## Task prompt
Select and copy out every line in the records containing "edit".

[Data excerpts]
....................

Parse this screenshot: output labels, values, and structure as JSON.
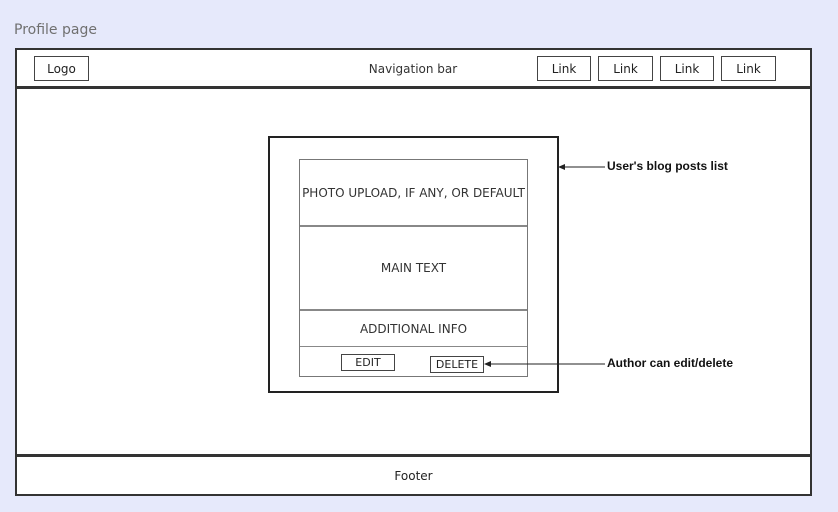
{
  "page_title": "Profile page",
  "nav": {
    "logo": "Logo",
    "label": "Navigation bar",
    "links": [
      "Link",
      "Link",
      "Link",
      "Link"
    ]
  },
  "card": {
    "photo": "PHOTO UPLOAD, IF ANY, OR DEFAULT",
    "main_text": "MAIN TEXT",
    "additional": "ADDITIONAL INFO",
    "edit": "EDIT",
    "delete": "DELETE"
  },
  "annotations": {
    "posts_list": "User's blog posts list",
    "edit_delete": "Author can edit/delete"
  },
  "footer": "Footer"
}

....................

## Result below
    "edit": "EDIT",
    "edit_delete": "Author can edit/delete"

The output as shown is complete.